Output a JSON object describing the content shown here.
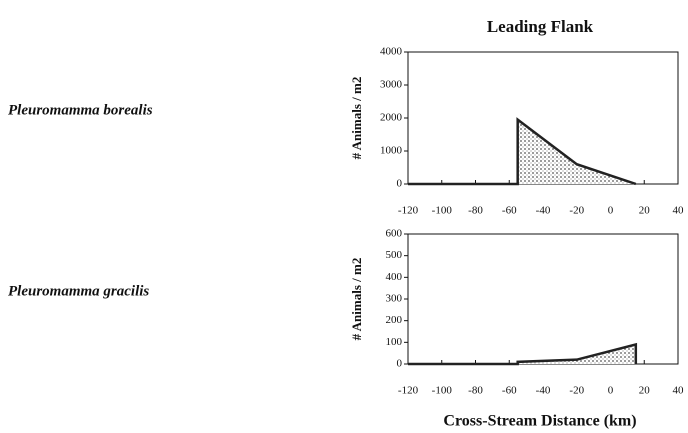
{
  "chart_data": [
    {
      "type": "area",
      "title": "Leading Flank",
      "ylabel": "# Animals / m2",
      "x": [
        -120,
        -55,
        -55,
        -20,
        15
      ],
      "series": [
        {
          "name": "Pleuromamma borealis",
          "color": "#222222",
          "values": [
            0,
            0,
            1950,
            600,
            0
          ]
        }
      ],
      "xlim": [
        -120,
        40
      ],
      "xticks": [
        -120,
        -100,
        -80,
        -60,
        -40,
        -20,
        0,
        20,
        40
      ],
      "ylim": [
        0,
        4000
      ],
      "yticks": [
        0,
        1000,
        2000,
        3000,
        4000
      ]
    },
    {
      "type": "area",
      "ylabel": "# Animals / m2",
      "xlabel": "Cross-Stream Distance (km)",
      "x": [
        -120,
        -55,
        -55,
        -20,
        15,
        15
      ],
      "series": [
        {
          "name": "Pleuromamma gracilis",
          "color": "#222222",
          "values": [
            0,
            0,
            10,
            20,
            90,
            0
          ]
        }
      ],
      "xlim": [
        -120,
        40
      ],
      "xticks": [
        -120,
        -100,
        -80,
        -60,
        -40,
        -20,
        0,
        20,
        40
      ],
      "ylim": [
        0,
        600
      ],
      "yticks": [
        0,
        100,
        200,
        300,
        400,
        500,
        600
      ]
    }
  ]
}
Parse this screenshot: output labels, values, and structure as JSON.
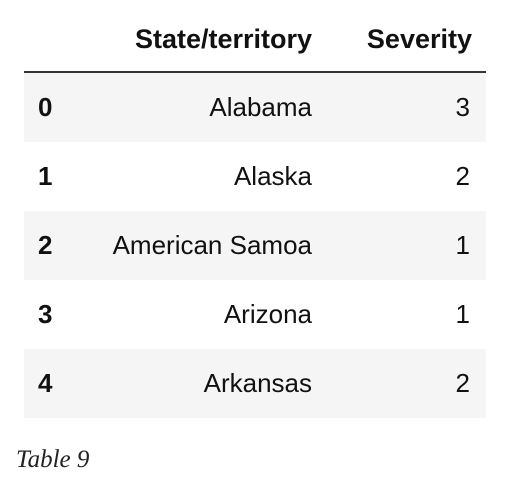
{
  "table": {
    "columns": [
      "",
      "State/territory",
      "Severity"
    ],
    "rows": [
      {
        "index": "0",
        "state": "Alabama",
        "severity": "3"
      },
      {
        "index": "1",
        "state": "Alaska",
        "severity": "2"
      },
      {
        "index": "2",
        "state": "American Samoa",
        "severity": "1"
      },
      {
        "index": "3",
        "state": "Arizona",
        "severity": "1"
      },
      {
        "index": "4",
        "state": "Arkansas",
        "severity": "2"
      }
    ]
  },
  "caption": "Table 9"
}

========

▶ _What needs to be done_
Can you restate all the records above word for word while dropping the pictures?

▶ _Solution for this exercise_
Output a JSON object describing the content shown here.
{
  "chart_data": [
    {
      "type": "area",
      "title": "Leading Flank",
      "ylabel": "# Animals / m2",
      "x": [
        -120,
        -55,
        -55,
        -20,
        15
      ],
      "series": [
        {
          "name": "Pleuromamma borealis",
          "color": "#222222",
          "values": [
            0,
            0,
            1950,
            600,
            0
          ]
        }
      ],
      "xlim": [
        -120,
        40
      ],
      "xticks": [
        -120,
        -100,
        -80,
        -60,
        -40,
        -20,
        0,
        20,
        40
      ],
      "ylim": [
        0,
        4000
      ],
      "yticks": [
        0,
        1000,
        2000,
        3000,
        4000
      ]
    },
    {
      "type": "area",
      "ylabel": "# Animals / m2",
      "xlabel": "Cross-Stream Distance (km)",
      "x": [
        -120,
        -55,
        -55,
        -20,
        15,
        15
      ],
      "series": [
        {
          "name": "Pleuromamma gracilis",
          "color": "#222222",
          "values": [
            0,
            0,
            10,
            20,
            90,
            0
          ]
        }
      ],
      "xlim": [
        -120,
        40
      ],
      "xticks": [
        -120,
        -100,
        -80,
        -60,
        -40,
        -20,
        0,
        20,
        40
      ],
      "ylim": [
        0,
        600
      ],
      "yticks": [
        0,
        100,
        200,
        300,
        400,
        500,
        600
      ]
    }
  ]
}
Parse this screenshot: output labels, values, and structure as JSON.
{
  "table": {
    "columns": [
      "",
      "State/territory",
      "Severity"
    ],
    "rows": [
      {
        "index": "0",
        "state": "Alabama",
        "severity": "3"
      },
      {
        "index": "1",
        "state": "Alaska",
        "severity": "2"
      },
      {
        "index": "2",
        "state": "American Samoa",
        "severity": "1"
      },
      {
        "index": "3",
        "state": "Arizona",
        "severity": "1"
      },
      {
        "index": "4",
        "state": "Arkansas",
        "severity": "2"
      }
    ]
  },
  "caption": "Table 9"
}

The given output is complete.